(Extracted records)

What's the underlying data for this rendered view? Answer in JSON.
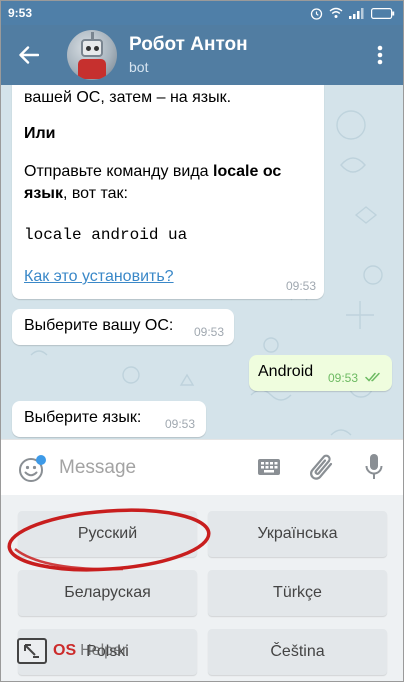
{
  "status_bar": {
    "time": "9:53",
    "icons": [
      "alarm-icon",
      "wifi-icon",
      "signal-icon",
      "battery-icon"
    ]
  },
  "header": {
    "title": "Робот Антон",
    "subtitle": "bot",
    "back_icon": "arrow-left-icon",
    "menu_icon": "more-vertical-icon"
  },
  "messages": {
    "instructions": {
      "line1": "вашей ОС, затем – на язык.",
      "line2": "Или",
      "line3_prefix": "Отправьте команду вида ",
      "line3_bold": "locale ос",
      "line4_bold": "язык",
      "line4_rest": ", вот так:",
      "code": "locale android ua",
      "link": "Как это установить?",
      "time": "09:53"
    },
    "choose_os": {
      "text": "Выберите вашу ОС:",
      "time": "09:53"
    },
    "android": {
      "text": "Android",
      "time": "09:53",
      "status": "read"
    },
    "choose_lang": {
      "text": "Выберите язык:",
      "time": "09:53"
    }
  },
  "input_bar": {
    "placeholder": "Message",
    "icons": [
      "emoji-icon",
      "keyboard-icon",
      "attach-icon",
      "microphone-icon"
    ]
  },
  "bot_keyboard": {
    "buttons": [
      "Русский",
      "Українська",
      "Беларуская",
      "Türkçe",
      "Polski",
      "Čeština"
    ]
  },
  "watermark": {
    "brand": "OS",
    "name": "Helper"
  },
  "colors": {
    "header": "#517da2",
    "chat_bg": "#d4e3ea",
    "outgoing_bubble": "#effdde",
    "link": "#3a88c8",
    "highlight": "#c81e1e",
    "unread_dot": "#3d9ae8"
  }
}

Set problem ▸ Leaving aside the images, write out the entries above word for word.

Full solution ▸
What's the underlying data for this rendered view? Answer in JSON.
{
  "status_bar": {
    "time": "9:53",
    "icons": [
      "alarm-icon",
      "wifi-icon",
      "signal-icon",
      "battery-icon"
    ]
  },
  "header": {
    "title": "Робот Антон",
    "subtitle": "bot",
    "back_icon": "arrow-left-icon",
    "menu_icon": "more-vertical-icon"
  },
  "messages": {
    "instructions": {
      "line1": "вашей ОС, затем – на язык.",
      "line2": "Или",
      "line3_prefix": "Отправьте команду вида ",
      "line3_bold": "locale ос",
      "line4_bold": "язык",
      "line4_rest": ", вот так:",
      "code": "locale android ua",
      "link": "Как это установить?",
      "time": "09:53"
    },
    "choose_os": {
      "text": "Выберите вашу ОС:",
      "time": "09:53"
    },
    "android": {
      "text": "Android",
      "time": "09:53",
      "status": "read"
    },
    "choose_lang": {
      "text": "Выберите язык:",
      "time": "09:53"
    }
  },
  "input_bar": {
    "placeholder": "Message",
    "icons": [
      "emoji-icon",
      "keyboard-icon",
      "attach-icon",
      "microphone-icon"
    ]
  },
  "bot_keyboard": {
    "buttons": [
      "Русский",
      "Українська",
      "Беларуская",
      "Türkçe",
      "Polski",
      "Čeština"
    ]
  },
  "watermark": {
    "brand": "OS",
    "name": "Helper"
  },
  "colors": {
    "header": "#517da2",
    "chat_bg": "#d4e3ea",
    "outgoing_bubble": "#effdde",
    "link": "#3a88c8",
    "highlight": "#c81e1e",
    "unread_dot": "#3d9ae8"
  }
}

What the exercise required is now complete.